→ **Exercise instructions**: Reproduce the data that follows in its entirety, character for character.

→ **Information given**:
-- -- --
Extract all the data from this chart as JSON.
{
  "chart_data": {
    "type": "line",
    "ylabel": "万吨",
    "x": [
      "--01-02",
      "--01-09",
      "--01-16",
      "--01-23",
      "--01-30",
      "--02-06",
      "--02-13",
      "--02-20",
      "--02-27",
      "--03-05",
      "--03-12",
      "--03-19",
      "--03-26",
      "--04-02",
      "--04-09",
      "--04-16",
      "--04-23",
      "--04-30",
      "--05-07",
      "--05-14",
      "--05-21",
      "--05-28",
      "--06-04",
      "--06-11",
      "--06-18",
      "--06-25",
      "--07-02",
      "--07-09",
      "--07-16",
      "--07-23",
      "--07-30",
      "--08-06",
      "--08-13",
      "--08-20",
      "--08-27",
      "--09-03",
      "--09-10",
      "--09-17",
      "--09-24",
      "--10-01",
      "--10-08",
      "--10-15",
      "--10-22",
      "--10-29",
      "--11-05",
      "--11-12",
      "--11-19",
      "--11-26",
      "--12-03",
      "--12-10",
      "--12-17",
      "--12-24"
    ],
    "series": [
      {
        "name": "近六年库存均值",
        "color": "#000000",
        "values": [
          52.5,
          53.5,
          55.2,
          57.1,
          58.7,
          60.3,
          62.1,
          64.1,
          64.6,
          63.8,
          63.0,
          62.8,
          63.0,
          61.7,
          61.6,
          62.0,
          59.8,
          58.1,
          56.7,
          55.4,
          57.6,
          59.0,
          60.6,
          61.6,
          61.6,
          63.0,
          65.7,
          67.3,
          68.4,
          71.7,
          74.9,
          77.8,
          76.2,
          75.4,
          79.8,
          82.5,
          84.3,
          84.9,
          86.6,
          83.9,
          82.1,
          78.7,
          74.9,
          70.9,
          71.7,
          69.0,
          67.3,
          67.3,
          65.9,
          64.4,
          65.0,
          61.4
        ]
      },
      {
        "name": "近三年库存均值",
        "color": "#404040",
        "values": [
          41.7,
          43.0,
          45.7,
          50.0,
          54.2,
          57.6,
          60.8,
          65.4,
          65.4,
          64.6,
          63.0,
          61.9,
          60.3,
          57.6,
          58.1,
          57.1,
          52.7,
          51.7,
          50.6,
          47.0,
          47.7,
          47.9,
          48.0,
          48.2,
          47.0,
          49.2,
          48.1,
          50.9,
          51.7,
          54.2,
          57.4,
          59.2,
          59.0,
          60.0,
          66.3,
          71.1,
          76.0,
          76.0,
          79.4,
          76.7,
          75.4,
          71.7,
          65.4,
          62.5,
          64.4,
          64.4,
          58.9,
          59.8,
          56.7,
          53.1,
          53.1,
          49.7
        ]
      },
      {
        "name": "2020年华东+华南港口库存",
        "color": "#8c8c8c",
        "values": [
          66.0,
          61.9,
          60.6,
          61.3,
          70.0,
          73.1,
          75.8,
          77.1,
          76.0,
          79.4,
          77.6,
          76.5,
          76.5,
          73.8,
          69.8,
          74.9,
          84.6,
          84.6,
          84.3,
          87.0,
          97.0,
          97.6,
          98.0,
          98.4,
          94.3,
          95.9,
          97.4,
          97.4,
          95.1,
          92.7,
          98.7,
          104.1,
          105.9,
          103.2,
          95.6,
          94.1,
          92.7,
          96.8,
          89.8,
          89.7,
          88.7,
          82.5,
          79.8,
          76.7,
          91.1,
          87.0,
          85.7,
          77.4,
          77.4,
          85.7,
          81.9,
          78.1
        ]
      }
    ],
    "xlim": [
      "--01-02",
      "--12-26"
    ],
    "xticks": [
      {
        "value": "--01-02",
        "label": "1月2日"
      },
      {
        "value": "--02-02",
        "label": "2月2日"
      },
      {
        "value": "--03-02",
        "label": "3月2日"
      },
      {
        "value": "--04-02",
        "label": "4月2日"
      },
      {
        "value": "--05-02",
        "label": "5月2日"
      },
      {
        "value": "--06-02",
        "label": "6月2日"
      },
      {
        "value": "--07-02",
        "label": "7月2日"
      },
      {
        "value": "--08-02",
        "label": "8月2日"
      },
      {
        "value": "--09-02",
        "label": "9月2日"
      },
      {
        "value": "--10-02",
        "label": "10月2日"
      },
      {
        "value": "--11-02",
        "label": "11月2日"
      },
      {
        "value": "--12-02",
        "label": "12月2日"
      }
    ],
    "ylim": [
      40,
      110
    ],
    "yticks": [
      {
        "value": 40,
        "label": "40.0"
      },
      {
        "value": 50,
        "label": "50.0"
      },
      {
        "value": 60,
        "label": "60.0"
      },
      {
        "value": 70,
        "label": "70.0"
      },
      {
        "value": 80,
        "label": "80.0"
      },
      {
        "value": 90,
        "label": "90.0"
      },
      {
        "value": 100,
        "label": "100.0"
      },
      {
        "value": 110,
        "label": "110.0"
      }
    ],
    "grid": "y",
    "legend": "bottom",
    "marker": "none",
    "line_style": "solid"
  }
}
-- -- --
→ **Right answer**:
Extract all the data from this chart as JSON.
{
  "chart_data": {
    "type": "line",
    "ylabel": "万吨",
    "x": [
      "--01-02",
      "--01-09",
      "--01-16",
      "--01-23",
      "--01-30",
      "--02-06",
      "--02-13",
      "--02-20",
      "--02-27",
      "--03-05",
      "--03-12",
      "--03-19",
      "--03-26",
      "--04-02",
      "--04-09",
      "--04-16",
      "--04-23",
      "--04-30",
      "--05-07",
      "--05-14",
      "--05-21",
      "--05-28",
      "--06-04",
      "--06-11",
      "--06-18",
      "--06-25",
      "--07-02",
      "--07-09",
      "--07-16",
      "--07-23",
      "--07-30",
      "--08-06",
      "--08-13",
      "--08-20",
      "--08-27",
      "--09-03",
      "--09-10",
      "--09-17",
      "--09-24",
      "--10-01",
      "--10-08",
      "--10-15",
      "--10-22",
      "--10-29",
      "--11-05",
      "--11-12",
      "--11-19",
      "--11-26",
      "--12-03",
      "--12-10",
      "--12-17",
      "--12-24"
    ],
    "series": [
      {
        "name": "近六年库存均值",
        "color": "#000000",
        "values": [
          52.5,
          53.5,
          55.2,
          57.1,
          58.7,
          60.3,
          62.1,
          64.1,
          64.6,
          63.8,
          63.0,
          62.8,
          63.0,
          61.7,
          61.6,
          62.0,
          59.8,
          58.1,
          56.7,
          55.4,
          57.6,
          59.0,
          60.6,
          61.6,
          61.6,
          63.0,
          65.7,
          67.3,
          68.4,
          71.7,
          74.9,
          77.8,
          76.2,
          75.4,
          79.8,
          82.5,
          84.3,
          84.9,
          86.6,
          83.9,
          82.1,
          78.7,
          74.9,
          70.9,
          71.7,
          69.0,
          67.3,
          67.3,
          65.9,
          64.4,
          65.0,
          61.4
        ]
      },
      {
        "name": "近三年库存均值",
        "color": "#404040",
        "values": [
          41.7,
          43.0,
          45.7,
          50.0,
          54.2,
          57.6,
          60.8,
          65.4,
          65.4,
          64.6,
          63.0,
          61.9,
          60.3,
          57.6,
          58.1,
          57.1,
          52.7,
          51.7,
          50.6,
          47.0,
          47.7,
          47.9,
          48.0,
          48.2,
          47.0,
          49.2,
          48.1,
          50.9,
          51.7,
          54.2,
          57.4,
          59.2,
          59.0,
          60.0,
          66.3,
          71.1,
          76.0,
          76.0,
          79.4,
          76.7,
          75.4,
          71.7,
          65.4,
          62.5,
          64.4,
          64.4,
          58.9,
          59.8,
          56.7,
          53.1,
          53.1,
          49.7
        ]
      },
      {
        "name": "2020年华东+华南港口库存",
        "color": "#8c8c8c",
        "values": [
          66.0,
          61.9,
          60.6,
          61.3,
          70.0,
          73.1,
          75.8,
          77.1,
          76.0,
          79.4,
          77.6,
          76.5,
          76.5,
          73.8,
          69.8,
          74.9,
          84.6,
          84.6,
          84.3,
          87.0,
          97.0,
          97.6,
          98.0,
          98.4,
          94.3,
          95.9,
          97.4,
          97.4,
          95.1,
          92.7,
          98.7,
          104.1,
          105.9,
          103.2,
          95.6,
          94.1,
          92.7,
          96.8,
          89.8,
          89.7,
          88.7,
          82.5,
          79.8,
          76.7,
          91.1,
          87.0,
          85.7,
          77.4,
          77.4,
          85.7,
          81.9,
          78.1
        ]
      }
    ],
    "xlim": [
      "--01-02",
      "--12-26"
    ],
    "xticks": [
      {
        "value": "--01-02",
        "label": "1月2日"
      },
      {
        "value": "--02-02",
        "label": "2月2日"
      },
      {
        "value": "--03-02",
        "label": "3月2日"
      },
      {
        "value": "--04-02",
        "label": "4月2日"
      },
      {
        "value": "--05-02",
        "label": "5月2日"
      },
      {
        "value": "--06-02",
        "label": "6月2日"
      },
      {
        "value": "--07-02",
        "label": "7月2日"
      },
      {
        "value": "--08-02",
        "label": "8月2日"
      },
      {
        "value": "--09-02",
        "label": "9月2日"
      },
      {
        "value": "--10-02",
        "label": "10月2日"
      },
      {
        "value": "--11-02",
        "label": "11月2日"
      },
      {
        "value": "--12-02",
        "label": "12月2日"
      }
    ],
    "ylim": [
      40,
      110
    ],
    "yticks": [
      {
        "value": 40,
        "label": "40.0"
      },
      {
        "value": 50,
        "label": "50.0"
      },
      {
        "value": 60,
        "label": "60.0"
      },
      {
        "value": 70,
        "label": "70.0"
      },
      {
        "value": 80,
        "label": "80.0"
      },
      {
        "value": 90,
        "label": "90.0"
      },
      {
        "value": 100,
        "label": "100.0"
      },
      {
        "value": 110,
        "label": "110.0"
      }
    ],
    "grid": "y",
    "legend": "bottom",
    "marker": "none",
    "line_style": "solid"
  }
}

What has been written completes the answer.